Data entries:

################

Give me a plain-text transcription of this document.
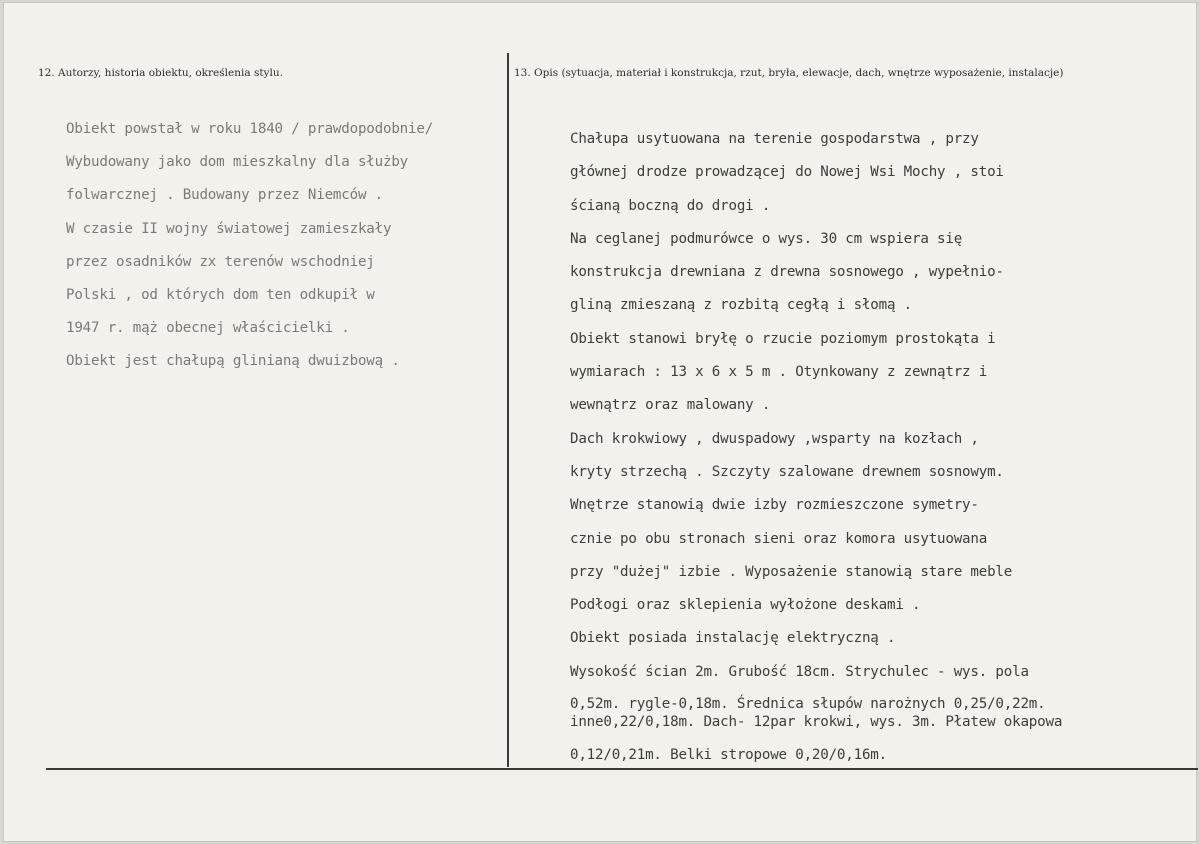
12. Autorzy, historia obiektu, określenia stylu.	13. Opis (sytuacja, materiał i konstrukcja, rzut, bryła, elewacje, dach, wnętrze wyposażenie, instalacje)
Obiekt powstał w roku 1840 / prawdopodobnie/
Wybudowany jako dom mieszkalny dla służby
folwarcznej . Budowany przez Niemców .
W czasie II wojny światowej zamieszkały
przez osadników zx terenów wschodniej
Polski , od których dom ten odkupił w
1947 r. mąż obecnej właścicielki .
Obiekt jest chałupą glinianą dwuizbową .
Chałupa usytuowana na terenie gospodarstwa , przy
głównej drodze prowadzącej do Nowej Wsi Mochy , stoi
ścianą boczną do drogi .
Na ceglanej podmurówce o wys. 30 cm wspiera się
konstrukcja drewniana z drewna sosnowego , wypełnio-
gliną zmieszaną z rozbitą cegłą i słomą .
Obiekt stanowi bryłę o rzucie poziomym prostokąta i
wymiarach : 13 x 6 x 5 m . Otynkowany z zewnątrz i
wewnątrz oraz malowany .
Dach krokwiowy , dwuspadowy ,wsparty na kozłach ,
kryty strzechą . Szczyty szalowane drewnem sosnowym.
Wnętrze stanowią dwie izby rozmieszczone symetry-
cznie po obu stronach sieni oraz komora usytuowana
przy "dużej" izbie . Wyposażenie stanowią stare meble
Podłogi oraz sklepienia wyłożone deskami .
Obiekt posiada instalację elektryczną .
Wysokość ścian 2m. Grubość 18cm. Strychulec - wys. pola
0,52m. rygle-0,18m. Średnica słupów narożnych 0,25/0,22m.
inne0,22/0,18m. Dach- 12par krokwi, wys. 3m. Płatew okapowa
0,12/0,21m. Belki stropowe 0,20/0,16m.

################

Problem: Which lines hold the string "usytuowana"? Copy all of them from the data above.

Exercise answer:
Chałupa usytuowana na terenie gospodarstwa , przy
cznie po obu stronach sieni oraz komora usytuowana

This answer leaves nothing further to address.